Dataset excerpts -

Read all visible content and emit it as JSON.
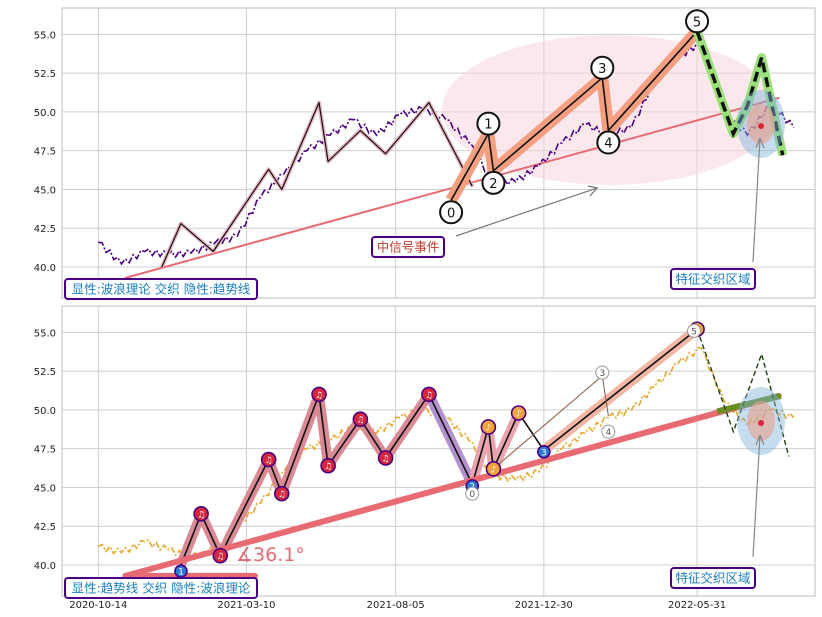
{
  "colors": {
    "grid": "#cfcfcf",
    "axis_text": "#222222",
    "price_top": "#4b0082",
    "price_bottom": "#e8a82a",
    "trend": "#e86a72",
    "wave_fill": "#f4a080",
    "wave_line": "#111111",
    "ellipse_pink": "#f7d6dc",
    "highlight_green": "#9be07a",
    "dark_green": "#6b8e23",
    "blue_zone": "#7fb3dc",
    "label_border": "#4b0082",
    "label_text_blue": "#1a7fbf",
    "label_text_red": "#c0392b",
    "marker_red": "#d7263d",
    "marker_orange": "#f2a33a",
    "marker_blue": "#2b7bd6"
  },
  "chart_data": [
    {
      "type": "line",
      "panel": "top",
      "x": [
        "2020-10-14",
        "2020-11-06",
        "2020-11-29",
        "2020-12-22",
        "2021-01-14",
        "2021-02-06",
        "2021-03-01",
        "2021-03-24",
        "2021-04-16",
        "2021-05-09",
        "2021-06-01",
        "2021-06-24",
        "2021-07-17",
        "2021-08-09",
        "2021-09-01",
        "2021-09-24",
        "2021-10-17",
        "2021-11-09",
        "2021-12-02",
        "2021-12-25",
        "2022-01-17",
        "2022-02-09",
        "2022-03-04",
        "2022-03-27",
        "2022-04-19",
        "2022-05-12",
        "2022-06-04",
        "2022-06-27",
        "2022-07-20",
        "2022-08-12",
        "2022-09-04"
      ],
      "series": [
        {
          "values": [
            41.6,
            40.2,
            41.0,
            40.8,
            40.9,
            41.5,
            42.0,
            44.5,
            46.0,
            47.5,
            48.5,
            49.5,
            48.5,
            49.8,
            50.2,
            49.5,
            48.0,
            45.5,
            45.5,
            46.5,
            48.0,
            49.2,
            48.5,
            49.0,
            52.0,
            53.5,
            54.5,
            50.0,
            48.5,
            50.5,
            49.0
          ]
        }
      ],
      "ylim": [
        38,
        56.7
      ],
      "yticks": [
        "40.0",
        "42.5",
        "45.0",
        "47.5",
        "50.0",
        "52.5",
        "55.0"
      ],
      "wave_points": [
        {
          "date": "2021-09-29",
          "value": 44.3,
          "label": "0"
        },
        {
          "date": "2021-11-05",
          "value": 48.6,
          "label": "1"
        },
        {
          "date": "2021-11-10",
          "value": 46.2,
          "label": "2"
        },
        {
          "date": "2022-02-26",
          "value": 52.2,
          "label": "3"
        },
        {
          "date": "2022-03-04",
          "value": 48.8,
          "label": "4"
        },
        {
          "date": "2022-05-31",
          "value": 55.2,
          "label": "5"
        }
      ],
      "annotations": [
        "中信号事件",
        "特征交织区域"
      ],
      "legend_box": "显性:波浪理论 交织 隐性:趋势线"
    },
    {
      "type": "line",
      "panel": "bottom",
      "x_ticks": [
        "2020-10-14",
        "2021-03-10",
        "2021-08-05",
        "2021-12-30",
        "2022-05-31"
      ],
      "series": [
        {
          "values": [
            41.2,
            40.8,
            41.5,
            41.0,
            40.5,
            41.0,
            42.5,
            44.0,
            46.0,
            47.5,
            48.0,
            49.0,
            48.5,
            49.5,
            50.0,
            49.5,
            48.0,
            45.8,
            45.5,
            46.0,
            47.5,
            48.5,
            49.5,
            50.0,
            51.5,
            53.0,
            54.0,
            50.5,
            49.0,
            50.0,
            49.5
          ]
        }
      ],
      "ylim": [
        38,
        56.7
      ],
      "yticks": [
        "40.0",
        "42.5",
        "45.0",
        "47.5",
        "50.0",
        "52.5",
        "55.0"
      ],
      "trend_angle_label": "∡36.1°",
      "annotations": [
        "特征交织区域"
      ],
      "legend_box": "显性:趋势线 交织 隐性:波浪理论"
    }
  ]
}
* * *
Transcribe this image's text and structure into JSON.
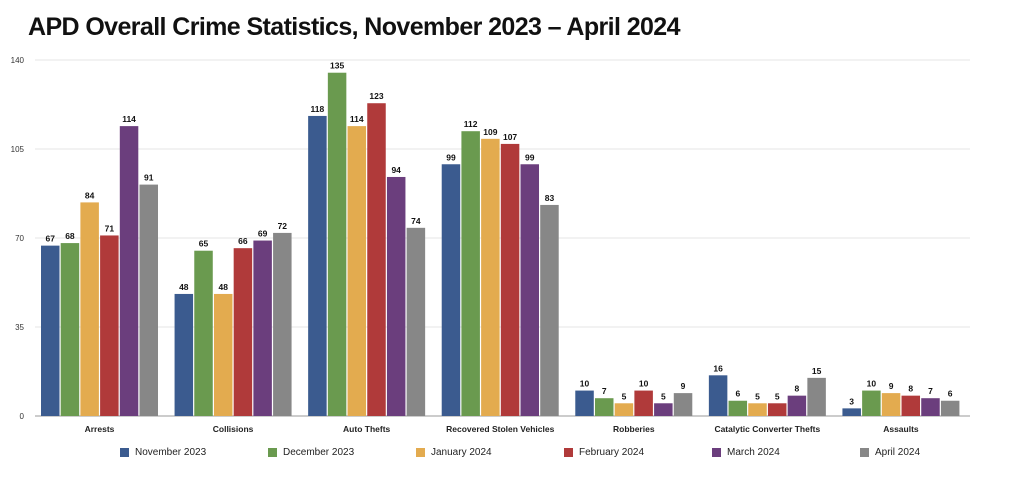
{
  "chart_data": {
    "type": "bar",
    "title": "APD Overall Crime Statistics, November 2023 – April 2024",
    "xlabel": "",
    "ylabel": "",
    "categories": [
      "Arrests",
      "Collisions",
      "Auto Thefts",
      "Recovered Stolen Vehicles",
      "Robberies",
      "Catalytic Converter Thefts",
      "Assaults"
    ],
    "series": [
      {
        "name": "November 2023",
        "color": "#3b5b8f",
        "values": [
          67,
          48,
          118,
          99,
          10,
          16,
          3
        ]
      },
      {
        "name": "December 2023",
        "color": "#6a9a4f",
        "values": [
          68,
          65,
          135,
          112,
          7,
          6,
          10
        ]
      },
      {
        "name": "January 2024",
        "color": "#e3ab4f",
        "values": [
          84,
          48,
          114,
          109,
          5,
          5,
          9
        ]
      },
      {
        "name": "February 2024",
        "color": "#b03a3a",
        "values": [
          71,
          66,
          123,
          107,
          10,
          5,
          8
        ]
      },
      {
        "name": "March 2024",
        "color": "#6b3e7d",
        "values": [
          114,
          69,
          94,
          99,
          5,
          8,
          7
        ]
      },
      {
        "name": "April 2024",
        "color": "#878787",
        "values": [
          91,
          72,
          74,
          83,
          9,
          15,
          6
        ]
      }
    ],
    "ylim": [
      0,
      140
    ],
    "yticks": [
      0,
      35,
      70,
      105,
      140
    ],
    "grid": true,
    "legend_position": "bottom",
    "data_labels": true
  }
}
--
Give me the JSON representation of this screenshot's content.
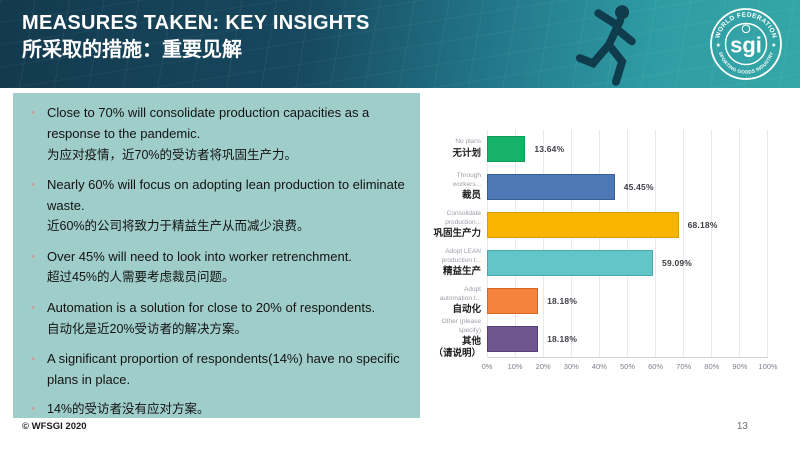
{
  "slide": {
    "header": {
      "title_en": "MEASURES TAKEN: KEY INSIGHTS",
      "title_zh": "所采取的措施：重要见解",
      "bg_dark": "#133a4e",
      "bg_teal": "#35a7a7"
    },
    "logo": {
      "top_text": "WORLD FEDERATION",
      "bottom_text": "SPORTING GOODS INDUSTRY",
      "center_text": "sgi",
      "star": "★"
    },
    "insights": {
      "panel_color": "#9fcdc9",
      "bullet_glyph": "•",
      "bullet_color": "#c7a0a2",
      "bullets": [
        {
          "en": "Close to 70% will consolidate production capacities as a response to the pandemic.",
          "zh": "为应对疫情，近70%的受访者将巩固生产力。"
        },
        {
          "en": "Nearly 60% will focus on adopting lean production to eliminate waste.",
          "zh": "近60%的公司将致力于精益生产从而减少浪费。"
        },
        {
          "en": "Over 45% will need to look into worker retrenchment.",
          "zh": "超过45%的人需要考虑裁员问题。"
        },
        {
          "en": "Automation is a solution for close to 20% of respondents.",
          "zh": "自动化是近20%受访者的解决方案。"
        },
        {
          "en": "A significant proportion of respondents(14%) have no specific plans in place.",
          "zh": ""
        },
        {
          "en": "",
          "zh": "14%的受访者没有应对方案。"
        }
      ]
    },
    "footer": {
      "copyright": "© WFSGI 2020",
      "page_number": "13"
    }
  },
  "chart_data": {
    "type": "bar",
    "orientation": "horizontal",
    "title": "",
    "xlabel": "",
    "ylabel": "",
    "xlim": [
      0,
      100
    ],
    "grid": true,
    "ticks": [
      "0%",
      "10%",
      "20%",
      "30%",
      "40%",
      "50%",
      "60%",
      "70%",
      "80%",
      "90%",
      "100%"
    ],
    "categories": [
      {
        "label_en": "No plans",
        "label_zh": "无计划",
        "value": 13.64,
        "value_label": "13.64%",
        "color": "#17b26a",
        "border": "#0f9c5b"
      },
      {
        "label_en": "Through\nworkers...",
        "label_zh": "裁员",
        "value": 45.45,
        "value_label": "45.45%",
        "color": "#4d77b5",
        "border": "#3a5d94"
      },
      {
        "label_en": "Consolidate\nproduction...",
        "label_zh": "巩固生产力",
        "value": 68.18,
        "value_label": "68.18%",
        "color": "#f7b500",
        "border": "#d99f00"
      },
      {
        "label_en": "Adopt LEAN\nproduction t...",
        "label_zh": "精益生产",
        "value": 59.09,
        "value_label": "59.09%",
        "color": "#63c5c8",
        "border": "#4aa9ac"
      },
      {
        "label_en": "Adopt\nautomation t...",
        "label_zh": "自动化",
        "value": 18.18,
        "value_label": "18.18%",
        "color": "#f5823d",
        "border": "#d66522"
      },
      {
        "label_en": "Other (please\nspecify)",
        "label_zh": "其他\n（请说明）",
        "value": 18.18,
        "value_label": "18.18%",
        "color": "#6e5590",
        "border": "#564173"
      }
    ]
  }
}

Do this -
Scan the records above and report how many lines include the word "JSON", without any other text.

Output of the exercise -
3